:: WRITTEN PROBLEM ::
Report the count of lines holding "Borgo" in the records, with no other words.
○ ○ ○ ○ ○
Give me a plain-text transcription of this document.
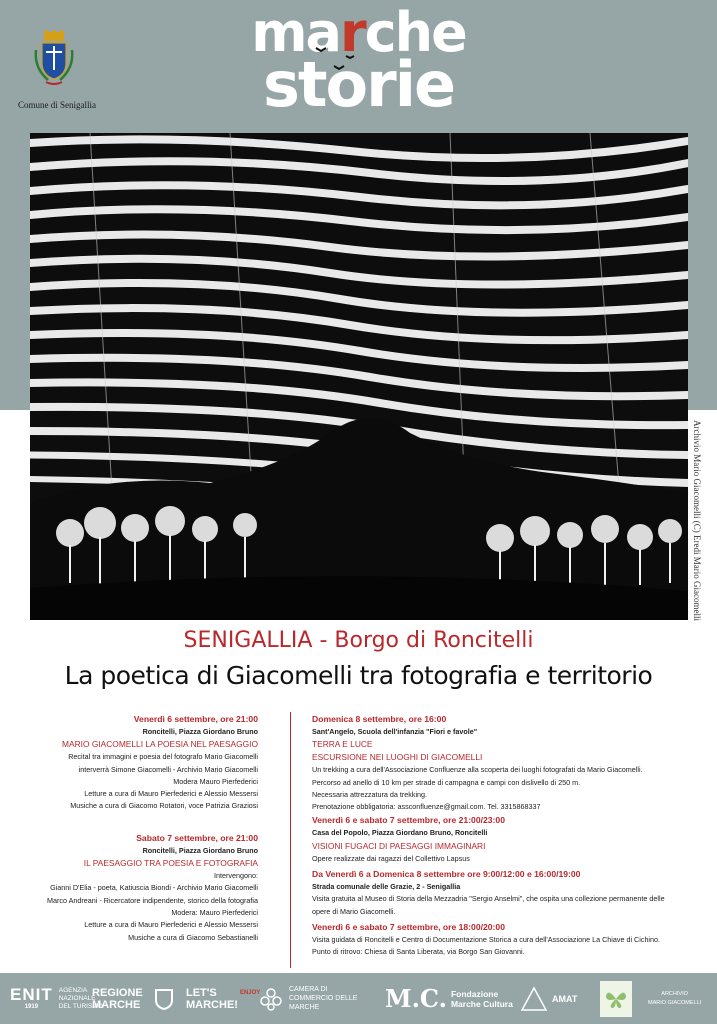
Comune di Senigallia
marche
storie
Archivio Mario Giacomelli (C) Eredi Mario Giacomelli
SENIGALLIA - Borgo di Roncitelli
La poetica di Giacomelli tra fotografia e territorio
Venerdì 6 settembre, ore 21:00
Roncitelli, Piazza Giordano Bruno
MARIO GIACOMELLI LA POESIA NEL PAESAGGIO
Recital tra immagini e poesia del fotografo Mario Giacomelli
interverrà Simone Giacomelli - Archivio Mario Giacomelli
Modera Mauro Pierfederici
Letture a cura di Mauro Pierfederici e Alessio Messersi
Musiche a cura di Giacomo Rotatori, voce Patrizia Graziosi
Sabato 7 settembre, ore 21:00
Roncitelli, Piazza Giordano Bruno
IL PAESAGGIO TRA POESIA E FOTOGRAFIA
Intervengono:
Gianni D'Elia - poeta, Katiuscia Biondi - Archivio Mario Giacomelli
Marco Andreani - Ricercatore indipendente, storico della fotografia
Modera: Mauro Pierfederici
Letture a cura di Mauro Pierfederici e Alessio Messersi
Musiche a cura di Giacomo Sebastianelli
Domenica 8 settembre, ore 16:00
Sant'Angelo, Scuola dell'infanzia "Fiori e favole"
TERRA E LUCE
ESCURSIONE NEI LUOGHI DI GIACOMELLI
Un trekking a cura dell'Associazione Confluenze alla scoperta dei luoghi fotografati da Mario Giacomelli.
Percorso ad anello di 10 km per strade di campagna e campi con dislivello di 250 m.
Necessaria attrezzatura da trekking.
Prenotazione obbligatoria: assconfluenze@gmail.com. Tel. 3315868337
Venerdì 6 e sabato 7 settembre, ore 21:00/23:00
Casa del Popolo, Piazza Giordano Bruno, Roncitelli
VISIONI FUGACI DI PAESAGGI IMMAGINARI
Opere realizzate dai ragazzi del Collettivo Lapsus
Da Venerdì 6 a Domenica 8 settembre ore 9:00/12:00 e 16:00/19:00
Strada comunale delle Grazie, 2 - Senigallia
Visita gratuita al Museo di Storia della Mezzadria "Sergio Anselmi", che ospita una collezione permanente delle
opere di Mario Giacomelli.
Venerdì 6 e sabato 7 settembre, ore 18:00/20:00
Visita guidata di Roncitelli e Centro di Documentazione Storica a cura dell'Associazione La Chiave di Cichino.
Punto di ritrovo: Chiesa di Santa Liberata, via Borgo San Giovanni.
ENIT
1919
AGENZIA NAZIONALE DEL TURISMO
REGIONE MARCHE
LET'S
MARCHE!
ENJOY	CAMERA DI COMMERCIO DELLE MARCHE	M.C. Fondazione
Marche Cultura	AMAT	ARCHIVIO
MARIO GIACOMELLI
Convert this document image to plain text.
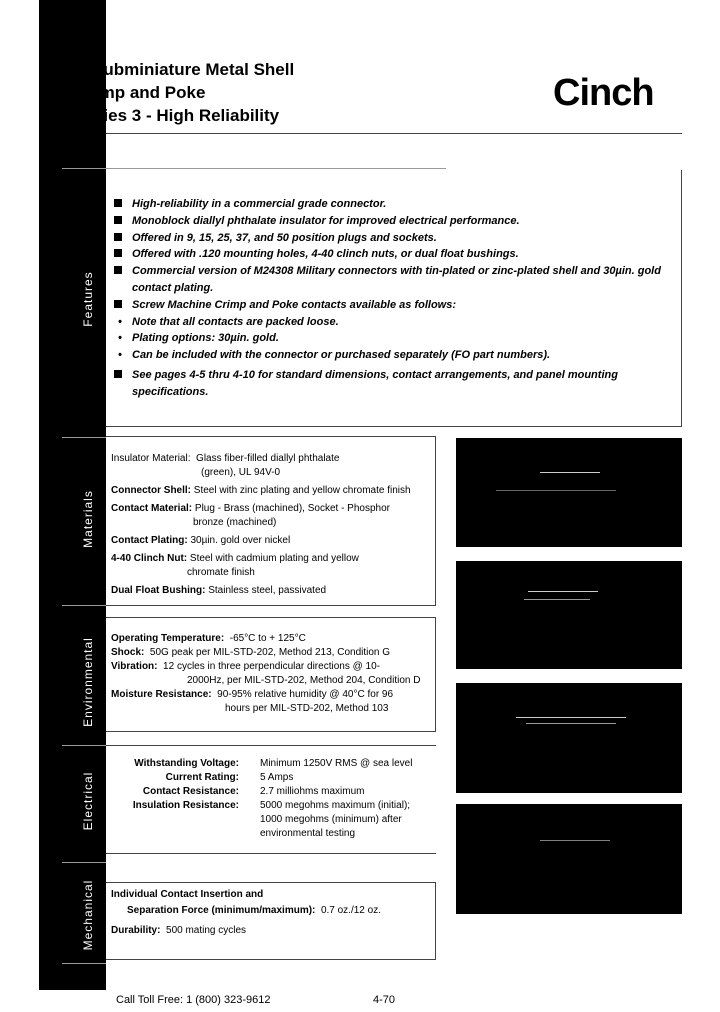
Features
Materials
Environmental
Electrical
Mechanical
D-subminiature Metal Shell
Crimp and Poke
Series 3 - High Reliability
Cinch
High-reliability in a commercial grade connector.
Monoblock diallyl phthalate insulator for improved electrical performance.
Offered in 9, 15, 25, 37, and 50 position plugs and sockets.
Offered with .120 mounting holes, 4-40 clinch nuts, or dual float bushings.
Commercial version of M24308 Military connectors with tin-plated or zinc-plated shell and 30µin. gold contact plating.
Screw Machine Crimp and Poke contacts available as follows:
• Note that all contacts are packed loose.
• Plating options: 30µin. gold.
• Can be included with the connector or purchased separately (FO part numbers).
See pages 4-5 thru 4-10 for standard dimensions, contact arrangements, and panel mounting specifications.
Insulator Material: Glass fiber-filled diallyl phthalate
(green), UL 94V-0
Connector Shell: Steel with zinc plating and yellow chromate finish
Contact Material: Plug - Brass (machined), Socket - Phosphor
bronze (machined)
Contact Plating: 30µin. gold over nickel
4-40 Clinch Nut: Steel with cadmium plating and yellow
chromate finish
Dual Float Bushing: Stainless steel, passivated
Operating Temperature: -65°C to + 125°C
Shock: 50G peak per MIL-STD-202, Method 213, Condition G
Vibration: 12 cycles in three perpendicular directions @ 10-
2000Hz, per MIL-STD-202, Method 204, Condition D
Moisture Resistance: 90-95% relative humidity @ 40°C for 96
hours per MIL-STD-202, Method 103
Withstanding Voltage: Minimum 1250V RMS @ sea level
Current Rating: 5 Amps
Contact Resistance: 2.7 milliohms maximum
Insulation Resistance: 5000 megohms maximum (initial);
1000 megohms (minimum) after
environmental testing
Individual Contact Insertion and
Separation Force (minimum/maximum): 0.7 oz./12 oz.
Durability: 500 mating cycles
Call Toll Free: 1 (800) 323-9612	4-70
○ ○ ○ ○ ○
:: TASK RESPONSE ::
2